== TEXTO FORNECIDO

15 de julho de 2015 Elaine Armenio

 
Em maio de 2014, a artista plástica Deborah Robertis (1984-) realiza, no Museu d’Orsay, em Paris, uma performance em frente ao quadro de Gustave Courbet (1819-1877), A origem do mundo (1866). Ela entra na sala 20, vestido dourado, senta-se diante do quadro, ergue o vestido e expõe a vulva abrindo-a com os dedos para que o orifício da vagina seja visível. Ao mesmo tempo, ouve-se uma gravação em que fala as seguintes frases ininterruptamente: “Eu sou a origem. Eu sou todas as mulheres. Você não me viu. Eu quero que você me veja e tome conhecimento de mim. Virgem como a água. Criadora do esperma”. Como fundo musical dessa mesma gravação, a Ave Maria (1825), de Franz Schubert (1797-1828).

A artista diz que seu trabalho não é uma reprodução simples e banal do quadro de Courbet, mas sua ampliação. Pois ela abre a vagina para mostrar o que chama de olho do sexo. E continua: “Eu não mostro o meu sexo, mas revelo o que não é visto na tela de Courbet, o olho do sexo, que é o buraco negro, esse olho enterrado, nada, que além da carne encontra o infinito insustentável, a origem da origem”. Quanto à Ave Maria de Schubert, diz que com ela procura agir tão criticamente como de forma transcendental.

====

SOLICITAÇÃO ESCRITA A ::
Transcreva fielmente as linhas dos registros, começando no início deles e terminando na linha que contém "isoforms-ont-flair-bar-brain-3-seg-0: [492, 458, 522, 462]", com as duas extremidades incluídas.
Os registros não guardam relação alguma com o texto.

== REGISTROS LISTADOS

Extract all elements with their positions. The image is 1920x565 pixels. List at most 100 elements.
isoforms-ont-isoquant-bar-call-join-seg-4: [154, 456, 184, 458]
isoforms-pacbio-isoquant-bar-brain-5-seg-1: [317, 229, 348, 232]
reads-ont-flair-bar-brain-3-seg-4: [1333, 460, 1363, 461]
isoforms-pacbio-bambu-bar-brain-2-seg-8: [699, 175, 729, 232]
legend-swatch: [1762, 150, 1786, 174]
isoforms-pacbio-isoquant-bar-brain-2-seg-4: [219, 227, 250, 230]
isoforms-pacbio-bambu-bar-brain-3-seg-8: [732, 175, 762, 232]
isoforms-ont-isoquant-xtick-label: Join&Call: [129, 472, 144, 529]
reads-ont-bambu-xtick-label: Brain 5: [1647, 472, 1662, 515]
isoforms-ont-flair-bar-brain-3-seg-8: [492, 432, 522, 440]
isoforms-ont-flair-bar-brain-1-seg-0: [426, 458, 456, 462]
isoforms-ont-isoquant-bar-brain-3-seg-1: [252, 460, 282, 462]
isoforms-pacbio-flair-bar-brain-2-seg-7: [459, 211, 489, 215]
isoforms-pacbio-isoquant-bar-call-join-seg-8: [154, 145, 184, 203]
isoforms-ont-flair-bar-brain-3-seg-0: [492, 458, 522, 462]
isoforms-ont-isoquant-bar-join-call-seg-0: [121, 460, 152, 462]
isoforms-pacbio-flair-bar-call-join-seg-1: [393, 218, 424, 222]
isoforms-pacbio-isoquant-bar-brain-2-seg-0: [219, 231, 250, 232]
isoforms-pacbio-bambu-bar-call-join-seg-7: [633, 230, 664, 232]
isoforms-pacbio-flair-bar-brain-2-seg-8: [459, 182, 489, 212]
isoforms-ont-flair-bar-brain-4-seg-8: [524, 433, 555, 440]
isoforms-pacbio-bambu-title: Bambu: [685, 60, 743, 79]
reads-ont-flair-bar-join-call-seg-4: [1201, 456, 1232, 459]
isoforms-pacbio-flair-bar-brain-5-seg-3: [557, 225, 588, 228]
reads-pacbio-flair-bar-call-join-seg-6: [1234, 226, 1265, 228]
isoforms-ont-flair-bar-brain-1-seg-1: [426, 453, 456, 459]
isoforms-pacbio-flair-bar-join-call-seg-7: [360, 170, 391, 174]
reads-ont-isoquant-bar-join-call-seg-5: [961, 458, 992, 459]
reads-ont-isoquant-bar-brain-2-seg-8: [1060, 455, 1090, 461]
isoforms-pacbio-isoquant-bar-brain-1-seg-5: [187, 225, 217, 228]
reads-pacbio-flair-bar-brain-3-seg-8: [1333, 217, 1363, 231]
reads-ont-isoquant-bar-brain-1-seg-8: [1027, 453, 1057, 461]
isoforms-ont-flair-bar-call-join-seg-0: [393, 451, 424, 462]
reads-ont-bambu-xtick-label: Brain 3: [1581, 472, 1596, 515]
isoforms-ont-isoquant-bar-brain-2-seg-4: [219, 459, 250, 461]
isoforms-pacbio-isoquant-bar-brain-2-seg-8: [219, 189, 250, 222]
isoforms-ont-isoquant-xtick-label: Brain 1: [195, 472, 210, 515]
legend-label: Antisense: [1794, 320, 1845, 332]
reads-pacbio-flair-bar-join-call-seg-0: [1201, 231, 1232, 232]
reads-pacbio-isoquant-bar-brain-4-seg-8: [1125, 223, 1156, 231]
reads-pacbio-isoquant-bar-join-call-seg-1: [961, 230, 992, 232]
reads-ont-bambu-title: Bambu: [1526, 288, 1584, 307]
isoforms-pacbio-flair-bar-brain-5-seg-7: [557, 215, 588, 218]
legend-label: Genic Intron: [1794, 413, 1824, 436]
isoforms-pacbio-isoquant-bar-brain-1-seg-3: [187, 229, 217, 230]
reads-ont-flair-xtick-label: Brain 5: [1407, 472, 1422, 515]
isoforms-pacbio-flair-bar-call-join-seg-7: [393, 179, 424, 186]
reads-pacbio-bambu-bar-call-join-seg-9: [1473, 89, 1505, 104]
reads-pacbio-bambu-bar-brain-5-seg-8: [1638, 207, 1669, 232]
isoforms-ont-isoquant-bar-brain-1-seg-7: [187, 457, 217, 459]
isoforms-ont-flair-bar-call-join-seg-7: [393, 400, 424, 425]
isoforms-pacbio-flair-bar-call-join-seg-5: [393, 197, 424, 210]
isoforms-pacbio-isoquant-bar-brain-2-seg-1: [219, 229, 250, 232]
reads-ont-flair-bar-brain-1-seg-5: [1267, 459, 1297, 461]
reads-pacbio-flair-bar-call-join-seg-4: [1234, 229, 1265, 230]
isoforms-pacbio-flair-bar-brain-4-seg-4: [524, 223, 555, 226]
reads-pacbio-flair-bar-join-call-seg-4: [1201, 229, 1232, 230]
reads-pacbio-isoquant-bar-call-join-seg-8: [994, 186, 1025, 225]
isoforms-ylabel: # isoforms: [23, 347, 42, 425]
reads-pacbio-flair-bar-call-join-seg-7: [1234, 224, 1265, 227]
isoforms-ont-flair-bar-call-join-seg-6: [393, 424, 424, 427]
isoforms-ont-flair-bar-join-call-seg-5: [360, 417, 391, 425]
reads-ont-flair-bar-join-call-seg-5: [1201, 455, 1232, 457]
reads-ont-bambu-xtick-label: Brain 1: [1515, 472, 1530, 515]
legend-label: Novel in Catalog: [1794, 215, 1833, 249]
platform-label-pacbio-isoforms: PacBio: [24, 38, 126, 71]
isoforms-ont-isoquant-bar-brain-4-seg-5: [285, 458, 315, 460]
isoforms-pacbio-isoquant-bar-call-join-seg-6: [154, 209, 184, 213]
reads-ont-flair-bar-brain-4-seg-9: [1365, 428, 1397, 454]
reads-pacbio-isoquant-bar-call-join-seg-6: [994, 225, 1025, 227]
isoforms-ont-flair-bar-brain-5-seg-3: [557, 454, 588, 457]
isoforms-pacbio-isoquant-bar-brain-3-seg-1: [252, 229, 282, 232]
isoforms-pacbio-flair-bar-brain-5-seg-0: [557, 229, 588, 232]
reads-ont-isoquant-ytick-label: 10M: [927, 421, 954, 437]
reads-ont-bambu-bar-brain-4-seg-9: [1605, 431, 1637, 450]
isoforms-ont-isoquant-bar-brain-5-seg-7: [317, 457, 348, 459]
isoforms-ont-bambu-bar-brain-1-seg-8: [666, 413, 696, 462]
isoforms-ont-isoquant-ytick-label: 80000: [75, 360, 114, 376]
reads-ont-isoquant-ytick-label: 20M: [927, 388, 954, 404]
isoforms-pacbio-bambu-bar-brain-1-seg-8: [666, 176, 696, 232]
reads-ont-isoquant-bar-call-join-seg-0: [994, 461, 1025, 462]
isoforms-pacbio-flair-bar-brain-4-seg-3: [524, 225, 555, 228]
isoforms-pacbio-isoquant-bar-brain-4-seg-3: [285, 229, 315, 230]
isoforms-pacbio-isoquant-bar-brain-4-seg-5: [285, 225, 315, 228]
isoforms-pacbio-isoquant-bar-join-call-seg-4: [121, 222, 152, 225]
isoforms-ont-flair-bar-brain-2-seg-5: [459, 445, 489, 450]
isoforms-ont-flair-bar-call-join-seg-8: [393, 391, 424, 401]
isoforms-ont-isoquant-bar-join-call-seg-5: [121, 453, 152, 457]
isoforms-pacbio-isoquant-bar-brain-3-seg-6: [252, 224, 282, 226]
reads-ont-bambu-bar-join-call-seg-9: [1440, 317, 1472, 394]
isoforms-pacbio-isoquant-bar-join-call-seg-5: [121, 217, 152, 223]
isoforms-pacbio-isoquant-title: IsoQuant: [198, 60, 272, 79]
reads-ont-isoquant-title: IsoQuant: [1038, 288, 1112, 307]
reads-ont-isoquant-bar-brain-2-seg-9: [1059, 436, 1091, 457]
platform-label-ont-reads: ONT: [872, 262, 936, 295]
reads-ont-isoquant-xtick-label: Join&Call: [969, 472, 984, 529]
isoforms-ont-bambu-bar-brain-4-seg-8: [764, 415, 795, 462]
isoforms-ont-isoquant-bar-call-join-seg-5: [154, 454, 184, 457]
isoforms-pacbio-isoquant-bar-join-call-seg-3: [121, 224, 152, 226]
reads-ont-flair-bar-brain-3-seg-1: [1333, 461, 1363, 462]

====

SOLICITAÇÃO ESCRITA B ::
Dê sequência ao texto sobre a performance de Deborah Robertis diante de A origem do mundo, a partir do ponto em que ele para.

RESPOSTA A ::
Extract all elements with their positions. The image is 1920x565 pixels. List at most 100 elements.
isoforms-ont-isoquant-bar-call-join-seg-4: [154, 456, 184, 458]
isoforms-pacbio-isoquant-bar-brain-5-seg-1: [317, 229, 348, 232]
reads-ont-flair-bar-brain-3-seg-4: [1333, 460, 1363, 461]
isoforms-pacbio-bambu-bar-brain-2-seg-8: [699, 175, 729, 232]
legend-swatch: [1762, 150, 1786, 174]
isoforms-pacbio-isoquant-bar-brain-2-seg-4: [219, 227, 250, 230]
isoforms-pacbio-bambu-bar-brain-3-seg-8: [732, 175, 762, 232]
isoforms-ont-isoquant-xtick-label: Join&Call: [129, 472, 144, 529]
reads-ont-bambu-xtick-label: Brain 5: [1647, 472, 1662, 515]
isoforms-ont-flair-bar-brain-3-seg-8: [492, 432, 522, 440]
isoforms-ont-flair-bar-brain-1-seg-0: [426, 458, 456, 462]
isoforms-ont-isoquant-bar-brain-3-seg-1: [252, 460, 282, 462]
isoforms-pacbio-flair-bar-brain-2-seg-7: [459, 211, 489, 215]
isoforms-pacbio-isoquant-bar-call-join-seg-8: [154, 145, 184, 203]
isoforms-ont-flair-bar-brain-3-seg-0: [492, 458, 522, 462]

RESPOSTA B ::
Inicio aqui com essa performance para evidenciar os caminhos que tem tomado a arte contemporânea. No quadro de Courbet, temos uma representação, realista, mas ainda assim uma representação. É uma tela pintada a óleo. Podemos supor que qualquer trabalho artístico também tem lugares onde pulsa o inominável, lugares de real. Mas na arte contemporânea, não há mais um quadro. A artista e seu corpo são a tela, o pincel e a tinta da pintura, o mármore e o cobre da escultura.

O trabalho de Deborah é uma performance, gênero artístico que começa com força a partir dos anos 1960 e 1970, em que a obra não fica mais circunscrita a uma tela de pintura ou a uma escultura.

As artistas fazem da performance uma outra forma de falar da mulher e do feminino que não da perspectiva masculina. Desconstroem concepções imaginárias e tradicionais sobre a mulher e o seu corpo. É na arte que apostam convictamente os movimentos feministas: é uma forma de as mulheres reagirem contra as concepções tradicionais e os estereótipos que a cultura costuma propagar a seu respeito.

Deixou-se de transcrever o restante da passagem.